BEGIN Provided records
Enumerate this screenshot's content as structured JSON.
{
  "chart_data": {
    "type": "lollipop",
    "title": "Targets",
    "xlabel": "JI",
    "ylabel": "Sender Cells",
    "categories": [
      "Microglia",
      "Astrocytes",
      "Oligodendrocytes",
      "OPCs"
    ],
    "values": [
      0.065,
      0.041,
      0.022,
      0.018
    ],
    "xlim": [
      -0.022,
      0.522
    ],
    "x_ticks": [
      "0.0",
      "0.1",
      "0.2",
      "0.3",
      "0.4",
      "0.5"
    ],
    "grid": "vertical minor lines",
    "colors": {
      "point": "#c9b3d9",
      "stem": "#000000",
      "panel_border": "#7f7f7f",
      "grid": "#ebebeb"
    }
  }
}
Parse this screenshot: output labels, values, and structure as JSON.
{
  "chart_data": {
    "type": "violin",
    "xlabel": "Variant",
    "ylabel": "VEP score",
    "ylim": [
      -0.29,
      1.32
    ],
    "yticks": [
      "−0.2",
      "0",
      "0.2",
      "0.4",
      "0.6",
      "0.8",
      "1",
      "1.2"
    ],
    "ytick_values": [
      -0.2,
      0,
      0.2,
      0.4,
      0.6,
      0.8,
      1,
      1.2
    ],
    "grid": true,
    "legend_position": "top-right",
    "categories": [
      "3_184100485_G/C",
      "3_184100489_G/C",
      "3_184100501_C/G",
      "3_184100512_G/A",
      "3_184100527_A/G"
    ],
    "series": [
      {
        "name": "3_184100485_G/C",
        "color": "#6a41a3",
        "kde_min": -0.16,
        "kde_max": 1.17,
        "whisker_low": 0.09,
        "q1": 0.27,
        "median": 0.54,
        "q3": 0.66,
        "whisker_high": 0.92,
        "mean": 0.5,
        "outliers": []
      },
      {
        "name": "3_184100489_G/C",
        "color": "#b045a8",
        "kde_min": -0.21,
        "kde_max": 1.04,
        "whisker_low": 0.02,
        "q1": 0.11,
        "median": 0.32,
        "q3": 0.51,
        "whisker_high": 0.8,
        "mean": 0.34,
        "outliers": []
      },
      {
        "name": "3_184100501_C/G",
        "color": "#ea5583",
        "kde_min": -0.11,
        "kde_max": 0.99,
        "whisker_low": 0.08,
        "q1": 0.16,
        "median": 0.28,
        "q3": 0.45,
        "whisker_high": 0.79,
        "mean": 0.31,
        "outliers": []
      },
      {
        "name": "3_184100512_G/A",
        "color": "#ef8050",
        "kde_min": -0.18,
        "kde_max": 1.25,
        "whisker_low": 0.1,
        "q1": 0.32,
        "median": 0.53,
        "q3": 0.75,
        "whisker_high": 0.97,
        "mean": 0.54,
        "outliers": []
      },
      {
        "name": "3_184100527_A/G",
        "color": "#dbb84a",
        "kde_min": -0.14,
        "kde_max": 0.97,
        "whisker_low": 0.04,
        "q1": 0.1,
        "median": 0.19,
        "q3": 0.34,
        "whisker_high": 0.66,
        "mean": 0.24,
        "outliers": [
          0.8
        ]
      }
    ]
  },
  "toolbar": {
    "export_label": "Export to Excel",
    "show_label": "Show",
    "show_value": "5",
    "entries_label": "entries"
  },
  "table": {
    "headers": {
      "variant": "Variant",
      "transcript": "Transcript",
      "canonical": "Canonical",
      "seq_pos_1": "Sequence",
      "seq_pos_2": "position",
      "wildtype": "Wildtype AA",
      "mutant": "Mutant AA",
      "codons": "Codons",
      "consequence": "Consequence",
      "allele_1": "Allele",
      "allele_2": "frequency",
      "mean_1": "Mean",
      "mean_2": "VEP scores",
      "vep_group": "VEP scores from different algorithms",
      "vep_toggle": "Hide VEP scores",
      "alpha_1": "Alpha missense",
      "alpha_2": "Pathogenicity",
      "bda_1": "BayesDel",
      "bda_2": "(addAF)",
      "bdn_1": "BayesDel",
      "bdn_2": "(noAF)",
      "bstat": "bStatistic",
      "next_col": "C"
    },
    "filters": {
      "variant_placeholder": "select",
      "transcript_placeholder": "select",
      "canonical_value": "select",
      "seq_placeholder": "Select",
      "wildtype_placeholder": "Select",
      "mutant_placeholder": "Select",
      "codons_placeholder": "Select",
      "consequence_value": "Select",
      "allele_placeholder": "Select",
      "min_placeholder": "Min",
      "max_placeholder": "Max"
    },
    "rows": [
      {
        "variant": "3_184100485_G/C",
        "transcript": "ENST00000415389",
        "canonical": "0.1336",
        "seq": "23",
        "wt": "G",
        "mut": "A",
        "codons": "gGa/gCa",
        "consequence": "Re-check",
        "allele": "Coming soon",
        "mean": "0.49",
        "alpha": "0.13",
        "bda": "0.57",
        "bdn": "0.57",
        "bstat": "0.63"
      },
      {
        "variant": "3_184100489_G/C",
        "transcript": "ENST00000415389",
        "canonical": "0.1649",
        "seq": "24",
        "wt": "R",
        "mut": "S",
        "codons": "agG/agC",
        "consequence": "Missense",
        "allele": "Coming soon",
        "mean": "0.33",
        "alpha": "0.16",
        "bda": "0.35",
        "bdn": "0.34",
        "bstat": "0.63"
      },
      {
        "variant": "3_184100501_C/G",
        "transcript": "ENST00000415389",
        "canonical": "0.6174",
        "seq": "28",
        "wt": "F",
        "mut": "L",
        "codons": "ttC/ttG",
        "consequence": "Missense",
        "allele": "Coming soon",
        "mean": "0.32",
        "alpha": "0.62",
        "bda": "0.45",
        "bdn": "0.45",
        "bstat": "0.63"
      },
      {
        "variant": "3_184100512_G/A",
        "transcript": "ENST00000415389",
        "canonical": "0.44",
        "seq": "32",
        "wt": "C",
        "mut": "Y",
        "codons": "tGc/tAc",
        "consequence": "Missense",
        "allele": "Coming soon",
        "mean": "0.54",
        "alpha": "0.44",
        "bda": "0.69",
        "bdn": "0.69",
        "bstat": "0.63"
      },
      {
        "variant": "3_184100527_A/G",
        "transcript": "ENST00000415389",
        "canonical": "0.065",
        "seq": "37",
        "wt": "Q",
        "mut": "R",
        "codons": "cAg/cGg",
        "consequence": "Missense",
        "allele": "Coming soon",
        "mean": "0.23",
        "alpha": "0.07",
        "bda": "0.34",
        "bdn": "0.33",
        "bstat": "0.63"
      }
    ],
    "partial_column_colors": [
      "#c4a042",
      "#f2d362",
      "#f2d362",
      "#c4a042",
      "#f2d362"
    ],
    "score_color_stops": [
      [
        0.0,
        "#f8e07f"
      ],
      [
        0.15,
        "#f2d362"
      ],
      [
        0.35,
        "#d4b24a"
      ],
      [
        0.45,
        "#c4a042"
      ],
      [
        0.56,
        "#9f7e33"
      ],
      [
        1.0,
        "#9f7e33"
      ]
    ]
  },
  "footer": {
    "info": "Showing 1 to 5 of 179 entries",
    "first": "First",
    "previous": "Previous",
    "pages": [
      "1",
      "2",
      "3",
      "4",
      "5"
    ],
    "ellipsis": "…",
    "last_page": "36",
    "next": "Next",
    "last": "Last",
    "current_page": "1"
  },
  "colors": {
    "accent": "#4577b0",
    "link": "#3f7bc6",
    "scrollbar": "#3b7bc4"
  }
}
END Provided records
**Problem to solve:**
Repeat the listing above in full, word for word.

**Written response:**
Enumerate this screenshot's content as structured JSON.
{
  "chart_data": {
    "type": "lollipop",
    "title": "Targets",
    "xlabel": "JI",
    "ylabel": "Sender Cells",
    "categories": [
      "Microglia",
      "Astrocytes",
      "Oligodendrocytes",
      "OPCs"
    ],
    "values": [
      0.065,
      0.041,
      0.022,
      0.018
    ],
    "xlim": [
      -0.022,
      0.522
    ],
    "x_ticks": [
      "0.0",
      "0.1",
      "0.2",
      "0.3",
      "0.4",
      "0.5"
    ],
    "grid": "vertical minor lines",
    "colors": {
      "point": "#c9b3d9",
      "stem": "#000000",
      "panel_border": "#7f7f7f",
      "grid": "#ebebeb"
    }
  }
}
Parse this screenshot: output labels, values, and structure as JSON.
{
  "chart_data": {
    "type": "violin",
    "xlabel": "Variant",
    "ylabel": "VEP score",
    "ylim": [
      -0.29,
      1.32
    ],
    "yticks": [
      "−0.2",
      "0",
      "0.2",
      "0.4",
      "0.6",
      "0.8",
      "1",
      "1.2"
    ],
    "ytick_values": [
      -0.2,
      0,
      0.2,
      0.4,
      0.6,
      0.8,
      1,
      1.2
    ],
    "grid": true,
    "legend_position": "top-right",
    "categories": [
      "3_184100485_G/C",
      "3_184100489_G/C",
      "3_184100501_C/G",
      "3_184100512_G/A",
      "3_184100527_A/G"
    ],
    "series": [
      {
        "name": "3_184100485_G/C",
        "color": "#6a41a3",
        "kde_min": -0.16,
        "kde_max": 1.17,
        "whisker_low": 0.09,
        "q1": 0.27,
        "median": 0.54,
        "q3": 0.66,
        "whisker_high": 0.92,
        "mean": 0.5,
        "outliers": []
      },
      {
        "name": "3_184100489_G/C",
        "color": "#b045a8",
        "kde_min": -0.21,
        "kde_max": 1.04,
        "whisker_low": 0.02,
        "q1": 0.11,
        "median": 0.32,
        "q3": 0.51,
        "whisker_high": 0.8,
        "mean": 0.34,
        "outliers": []
      },
      {
        "name": "3_184100501_C/G",
        "color": "#ea5583",
        "kde_min": -0.11,
        "kde_max": 0.99,
        "whisker_low": 0.08,
        "q1": 0.16,
        "median": 0.28,
        "q3": 0.45,
        "whisker_high": 0.79,
        "mean": 0.31,
        "outliers": []
      },
      {
        "name": "3_184100512_G/A",
        "color": "#ef8050",
        "kde_min": -0.18,
        "kde_max": 1.25,
        "whisker_low": 0.1,
        "q1": 0.32,
        "median": 0.53,
        "q3": 0.75,
        "whisker_high": 0.97,
        "mean": 0.54,
        "outliers": []
      },
      {
        "name": "3_184100527_A/G",
        "color": "#dbb84a",
        "kde_min": -0.14,
        "kde_max": 0.97,
        "whisker_low": 0.04,
        "q1": 0.1,
        "median": 0.19,
        "q3": 0.34,
        "whisker_high": 0.66,
        "mean": 0.24,
        "outliers": [
          0.8
        ]
      }
    ]
  },
  "toolbar": {
    "export_label": "Export to Excel",
    "show_label": "Show",
    "show_value": "5",
    "entries_label": "entries"
  },
  "table": {
    "headers": {
      "variant": "Variant",
      "transcript": "Transcript",
      "canonical": "Canonical",
      "seq_pos_1": "Sequence",
      "seq_pos_2": "position",
      "wildtype": "Wildtype AA",
      "mutant": "Mutant AA",
      "codons": "Codons",
      "consequence": "Consequence",
      "allele_1": "Allele",
      "allele_2": "frequency",
      "mean_1": "Mean",
      "mean_2": "VEP scores",
      "vep_group": "VEP scores from different algorithms",
      "vep_toggle": "Hide VEP scores",
      "alpha_1": "Alpha missense",
      "alpha_2": "Pathogenicity",
      "bda_1": "BayesDel",
      "bda_2": "(addAF)",
      "bdn_1": "BayesDel",
      "bdn_2": "(noAF)",
      "bstat": "bStatistic",
      "next_col": "C"
    },
    "filters": {
      "variant_placeholder": "select",
      "transcript_placeholder": "select",
      "canonical_value": "select",
      "seq_placeholder": "Select",
      "wildtype_placeholder": "Select",
      "mutant_placeholder": "Select",
      "codons_placeholder": "Select",
      "consequence_value": "Select",
      "allele_placeholder": "Select",
      "min_placeholder": "Min",
      "max_placeholder": "Max"
    },
    "rows": [
      {
        "variant": "3_184100485_G/C",
        "transcript": "ENST00000415389",
        "canonical": "0.1336",
        "seq": "23",
        "wt": "G",
        "mut": "A",
        "codons": "gGa/gCa",
        "consequence": "Re-check",
        "allele": "Coming soon",
        "mean": "0.49",
        "alpha": "0.13",
        "bda": "0.57",
        "bdn": "0.57",
        "bstat": "0.63"
      },
      {
        "variant": "3_184100489_G/C",
        "transcript": "ENST00000415389",
        "canonical": "0.1649",
        "seq": "24",
        "wt": "R",
        "mut": "S",
        "codons": "agG/agC",
        "consequence": "Missense",
        "allele": "Coming soon",
        "mean": "0.33",
        "alpha": "0.16",
        "bda": "0.35",
        "bdn": "0.34",
        "bstat": "0.63"
      },
      {
        "variant": "3_184100501_C/G",
        "transcript": "ENST00000415389",
        "canonical": "0.6174",
        "seq": "28",
        "wt": "F",
        "mut": "L",
        "codons": "ttC/ttG",
        "consequence": "Missense",
        "allele": "Coming soon",
        "mean": "0.32",
        "alpha": "0.62",
        "bda": "0.45",
        "bdn": "0.45",
        "bstat": "0.63"
      },
      {
        "variant": "3_184100512_G/A",
        "transcript": "ENST00000415389",
        "canonical": "0.44",
        "seq": "32",
        "wt": "C",
        "mut": "Y",
        "codons": "tGc/tAc",
        "consequence": "Missense",
        "allele": "Coming soon",
        "mean": "0.54",
        "alpha": "0.44",
        "bda": "0.69",
        "bdn": "0.69",
        "bstat": "0.63"
      },
      {
        "variant": "3_184100527_A/G",
        "transcript": "ENST00000415389",
        "canonical": "0.065",
        "seq": "37",
        "wt": "Q",
        "mut": "R",
        "codons": "cAg/cGg",
        "consequence": "Missense",
        "allele": "Coming soon",
        "mean": "0.23",
        "alpha": "0.07",
        "bda": "0.34",
        "bdn": "0.33",
        "bstat": "0.63"
      }
    ],
    "partial_column_colors": [
      "#c4a042",
      "#f2d362",
      "#f2d362",
      "#c4a042",
      "#f2d362"
    ],
    "score_color_stops": [
      [
        0.0,
        "#f8e07f"
      ],
      [
        0.15,
        "#f2d362"
      ],
      [
        0.35,
        "#d4b24a"
      ],
      [
        0.45,
        "#c4a042"
      ],
      [
        0.56,
        "#9f7e33"
      ],
      [
        1.0,
        "#9f7e33"
      ]
    ]
  },
  "footer": {
    "info": "Showing 1 to 5 of 179 entries",
    "first": "First",
    "previous": "Previous",
    "pages": [
      "1",
      "2",
      "3",
      "4",
      "5"
    ],
    "ellipsis": "…",
    "last_page": "36",
    "next": "Next",
    "last": "Last",
    "current_page": "1"
  },
  "colors": {
    "accent": "#4577b0",
    "link": "#3f7bc6",
    "scrollbar": "#3b7bc4"
  }
}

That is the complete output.